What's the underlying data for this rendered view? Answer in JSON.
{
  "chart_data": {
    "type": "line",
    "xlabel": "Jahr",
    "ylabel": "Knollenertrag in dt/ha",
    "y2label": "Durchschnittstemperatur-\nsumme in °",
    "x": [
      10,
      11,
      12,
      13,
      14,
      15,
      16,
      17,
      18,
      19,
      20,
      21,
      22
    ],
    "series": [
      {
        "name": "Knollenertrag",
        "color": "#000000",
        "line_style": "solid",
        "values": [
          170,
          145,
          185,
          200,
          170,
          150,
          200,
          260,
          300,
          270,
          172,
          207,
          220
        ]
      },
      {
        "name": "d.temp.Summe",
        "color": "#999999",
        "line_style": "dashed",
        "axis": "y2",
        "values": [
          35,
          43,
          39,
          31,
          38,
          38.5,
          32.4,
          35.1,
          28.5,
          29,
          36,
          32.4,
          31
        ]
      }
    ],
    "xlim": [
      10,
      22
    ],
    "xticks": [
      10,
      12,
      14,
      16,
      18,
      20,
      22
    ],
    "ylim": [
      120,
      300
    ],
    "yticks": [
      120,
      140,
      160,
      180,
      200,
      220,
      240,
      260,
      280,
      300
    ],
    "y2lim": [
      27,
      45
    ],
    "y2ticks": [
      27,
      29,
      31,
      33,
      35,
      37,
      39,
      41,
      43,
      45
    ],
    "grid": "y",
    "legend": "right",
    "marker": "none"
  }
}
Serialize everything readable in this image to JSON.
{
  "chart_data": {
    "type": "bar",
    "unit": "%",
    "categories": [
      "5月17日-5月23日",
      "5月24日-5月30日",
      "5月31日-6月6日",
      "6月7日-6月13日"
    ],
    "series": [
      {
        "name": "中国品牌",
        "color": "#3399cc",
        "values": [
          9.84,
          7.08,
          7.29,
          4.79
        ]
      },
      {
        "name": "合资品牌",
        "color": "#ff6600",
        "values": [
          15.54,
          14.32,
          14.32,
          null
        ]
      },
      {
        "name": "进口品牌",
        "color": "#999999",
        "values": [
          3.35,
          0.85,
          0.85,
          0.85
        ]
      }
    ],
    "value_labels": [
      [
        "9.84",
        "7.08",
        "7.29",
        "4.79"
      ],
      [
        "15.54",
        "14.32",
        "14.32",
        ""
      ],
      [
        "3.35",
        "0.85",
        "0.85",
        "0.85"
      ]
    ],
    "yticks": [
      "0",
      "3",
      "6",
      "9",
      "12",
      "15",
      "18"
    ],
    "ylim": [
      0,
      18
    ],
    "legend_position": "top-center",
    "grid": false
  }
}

▶ What you need to do
Retype the material above, line by line, exactly.

▶ Full response
What's the underlying data for this rendered view? Answer in JSON.
{
  "chart_data": {
    "type": "line",
    "xlabel": "Jahr",
    "ylabel": "Knollenertrag in dt/ha",
    "y2label": "Durchschnittstemperatur-\nsumme in °",
    "x": [
      10,
      11,
      12,
      13,
      14,
      15,
      16,
      17,
      18,
      19,
      20,
      21,
      22
    ],
    "series": [
      {
        "name": "Knollenertrag",
        "color": "#000000",
        "line_style": "solid",
        "values": [
          170,
          145,
          185,
          200,
          170,
          150,
          200,
          260,
          300,
          270,
          172,
          207,
          220
        ]
      },
      {
        "name": "d.temp.Summe",
        "color": "#999999",
        "line_style": "dashed",
        "axis": "y2",
        "values": [
          35,
          43,
          39,
          31,
          38,
          38.5,
          32.4,
          35.1,
          28.5,
          29,
          36,
          32.4,
          31
        ]
      }
    ],
    "xlim": [
      10,
      22
    ],
    "xticks": [
      10,
      12,
      14,
      16,
      18,
      20,
      22
    ],
    "ylim": [
      120,
      300
    ],
    "yticks": [
      120,
      140,
      160,
      180,
      200,
      220,
      240,
      260,
      280,
      300
    ],
    "y2lim": [
      27,
      45
    ],
    "y2ticks": [
      27,
      29,
      31,
      33,
      35,
      37,
      39,
      41,
      43,
      45
    ],
    "grid": "y",
    "legend": "right",
    "marker": "none"
  }
}
Serialize everything readable in this image to JSON.
{
  "chart_data": {
    "type": "bar",
    "unit": "%",
    "categories": [
      "5月17日-5月23日",
      "5月24日-5月30日",
      "5月31日-6月6日",
      "6月7日-6月13日"
    ],
    "series": [
      {
        "name": "中国品牌",
        "color": "#3399cc",
        "values": [
          9.84,
          7.08,
          7.29,
          4.79
        ]
      },
      {
        "name": "合资品牌",
        "color": "#ff6600",
        "values": [
          15.54,
          14.32,
          14.32,
          null
        ]
      },
      {
        "name": "进口品牌",
        "color": "#999999",
        "values": [
          3.35,
          0.85,
          0.85,
          0.85
        ]
      }
    ],
    "value_labels": [
      [
        "9.84",
        "7.08",
        "7.29",
        "4.79"
      ],
      [
        "15.54",
        "14.32",
        "14.32",
        ""
      ],
      [
        "3.35",
        "0.85",
        "0.85",
        "0.85"
      ]
    ],
    "yticks": [
      "0",
      "3",
      "6",
      "9",
      "12",
      "15",
      "18"
    ],
    "ylim": [
      0,
      18
    ],
    "legend_position": "top-center",
    "grid": false
  }
}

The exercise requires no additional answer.